> STORED ROWS
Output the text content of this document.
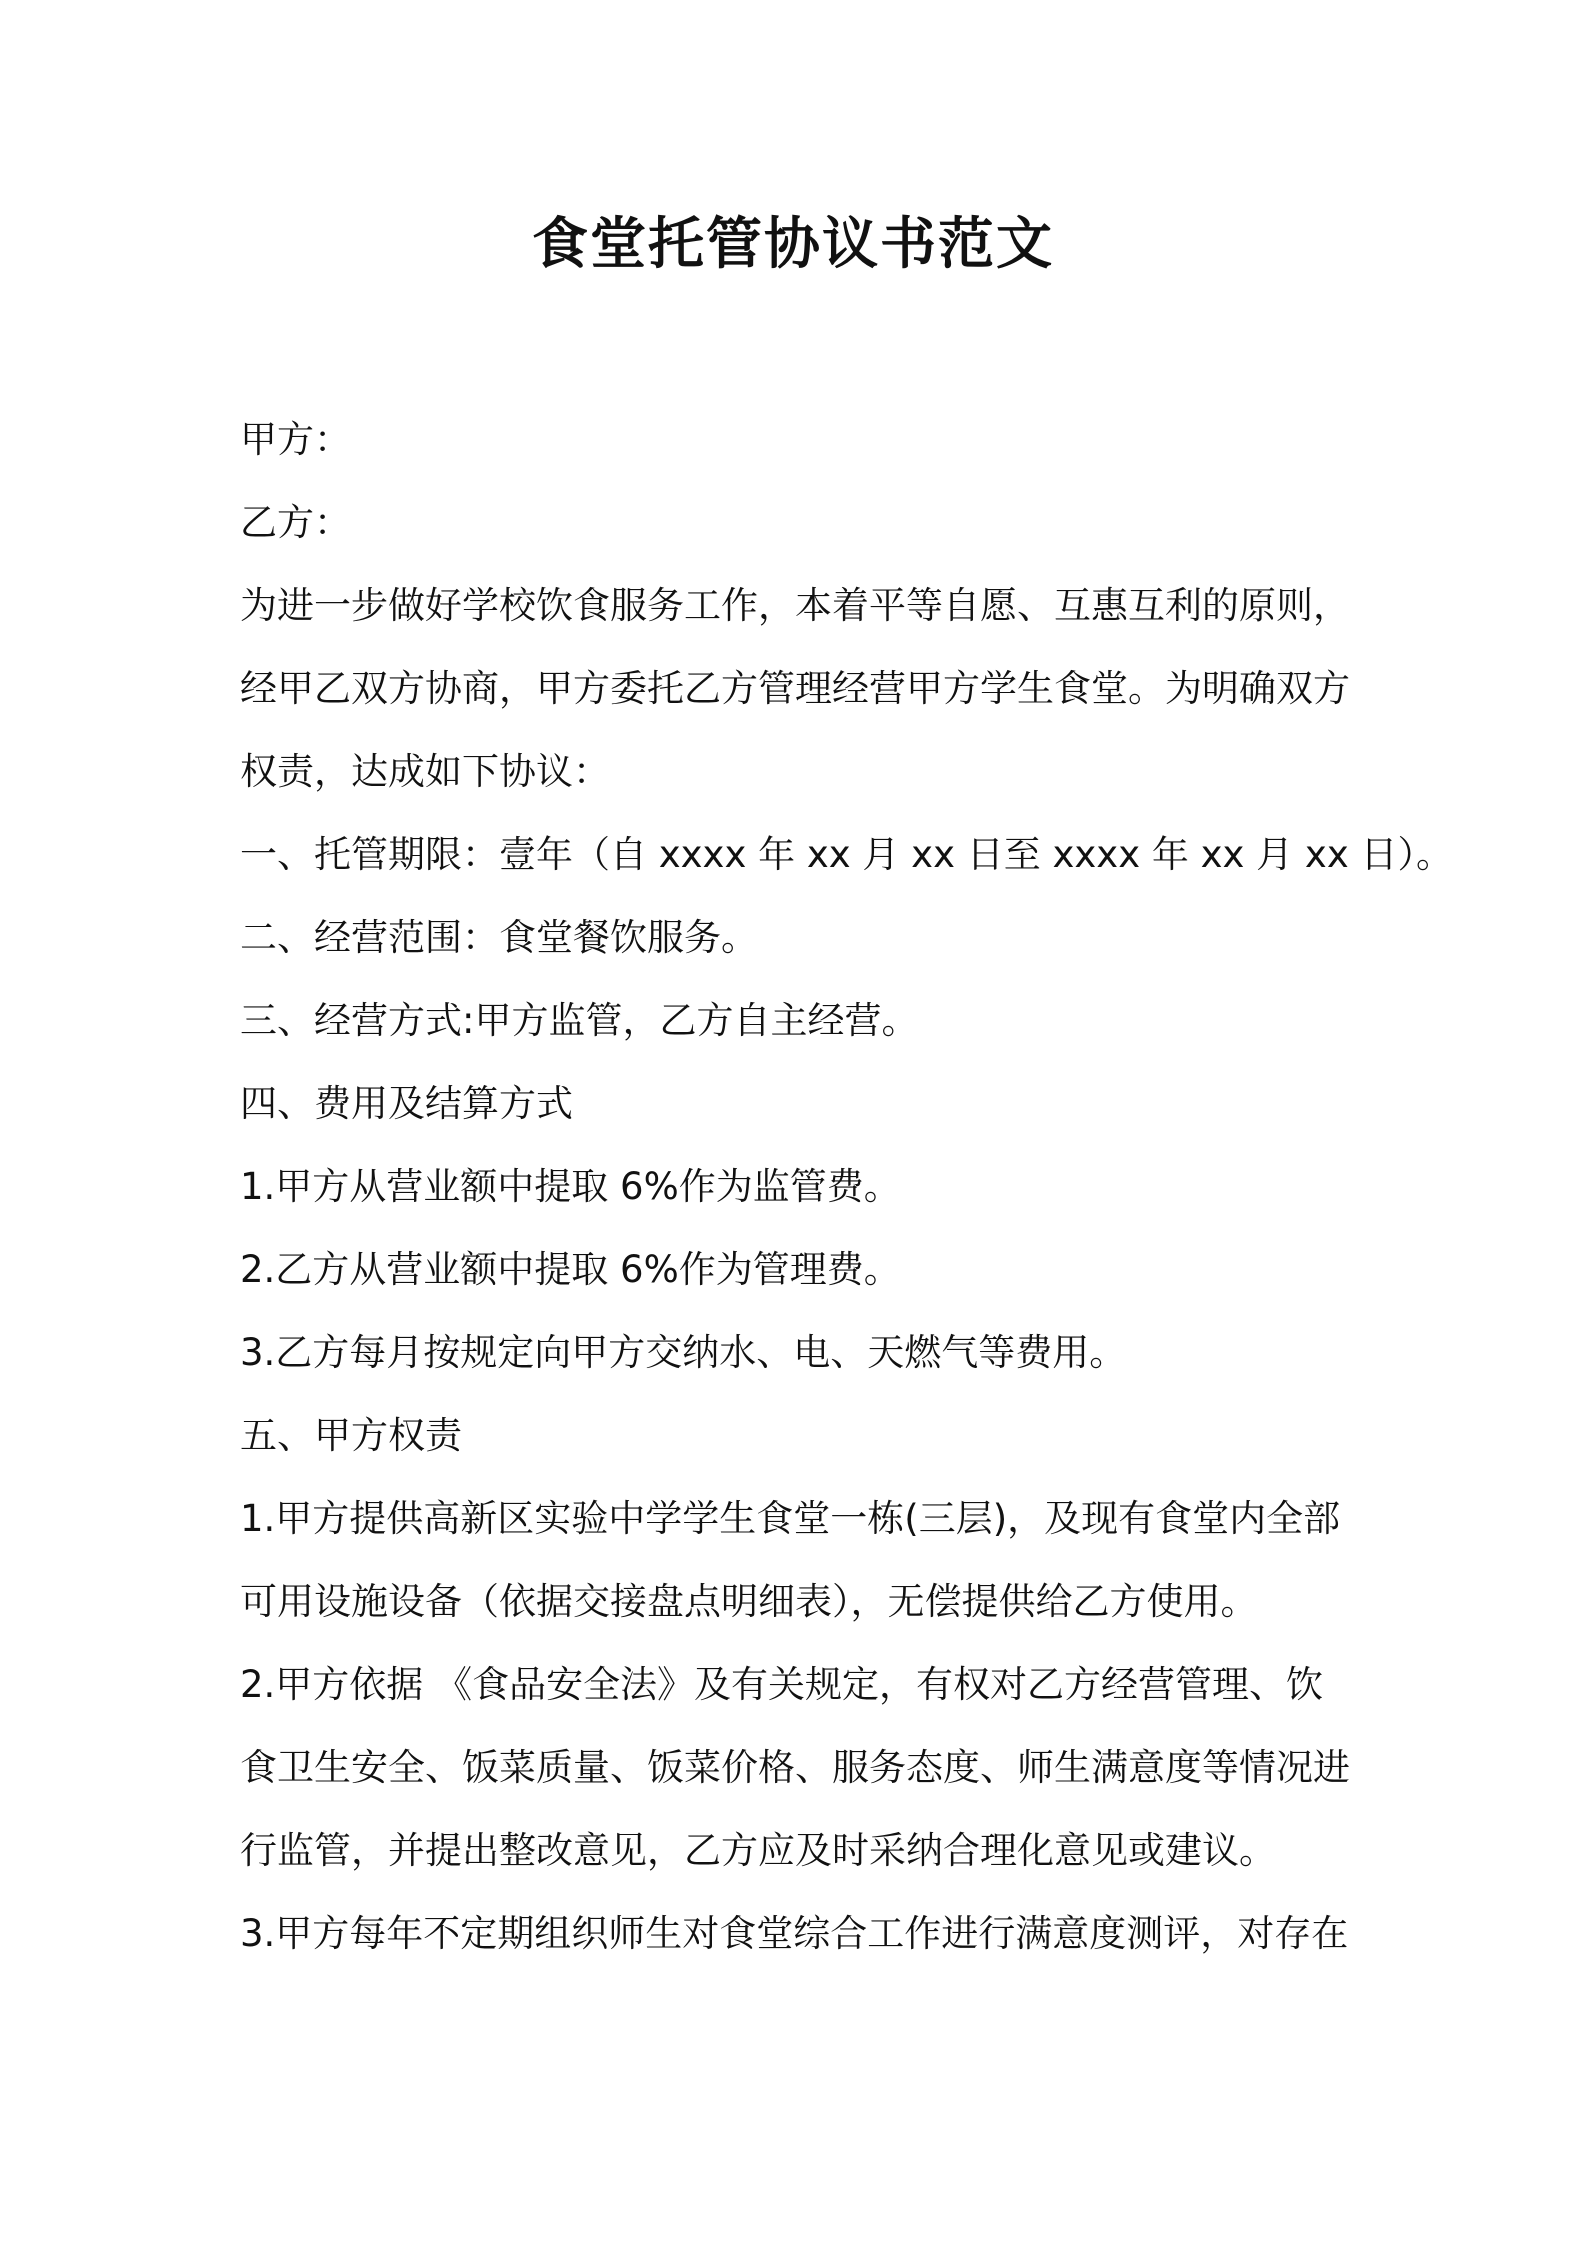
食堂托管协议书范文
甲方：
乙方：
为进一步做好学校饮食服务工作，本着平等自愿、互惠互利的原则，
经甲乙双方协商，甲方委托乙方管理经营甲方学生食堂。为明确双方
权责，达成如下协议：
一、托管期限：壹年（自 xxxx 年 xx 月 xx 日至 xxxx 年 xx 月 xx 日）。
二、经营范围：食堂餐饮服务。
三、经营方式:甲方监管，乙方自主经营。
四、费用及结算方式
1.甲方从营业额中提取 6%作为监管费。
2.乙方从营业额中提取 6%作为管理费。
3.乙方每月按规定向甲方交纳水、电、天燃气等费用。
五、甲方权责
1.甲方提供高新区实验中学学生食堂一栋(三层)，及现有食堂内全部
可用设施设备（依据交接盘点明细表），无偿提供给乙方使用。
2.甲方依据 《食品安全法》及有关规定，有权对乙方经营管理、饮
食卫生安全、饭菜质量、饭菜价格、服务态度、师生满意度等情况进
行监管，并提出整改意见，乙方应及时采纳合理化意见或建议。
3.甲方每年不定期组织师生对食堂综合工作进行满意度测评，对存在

> GIVEN PROBLEM
Write out the material above again, word for word, minus its pictures.

> RESPONSE
Output the text content of this document.
食堂托管协议书范文
甲方：
乙方：
为进一步做好学校饮食服务工作，本着平等自愿、互惠互利的原则，
经甲乙双方协商，甲方委托乙方管理经营甲方学生食堂。为明确双方
权责，达成如下协议：
一、托管期限：壹年（自 xxxx 年 xx 月 xx 日至 xxxx 年 xx 月 xx 日）。
二、经营范围：食堂餐饮服务。
三、经营方式:甲方监管，乙方自主经营。
四、费用及结算方式
1.甲方从营业额中提取 6%作为监管费。
2.乙方从营业额中提取 6%作为管理费。
3.乙方每月按规定向甲方交纳水、电、天燃气等费用。
五、甲方权责
1.甲方提供高新区实验中学学生食堂一栋(三层)，及现有食堂内全部
可用设施设备（依据交接盘点明细表），无偿提供给乙方使用。
2.甲方依据 《食品安全法》及有关规定，有权对乙方经营管理、饮
食卫生安全、饭菜质量、饭菜价格、服务态度、师生满意度等情况进
行监管，并提出整改意见，乙方应及时采纳合理化意见或建议。
3.甲方每年不定期组织师生对食堂综合工作进行满意度测评，对存在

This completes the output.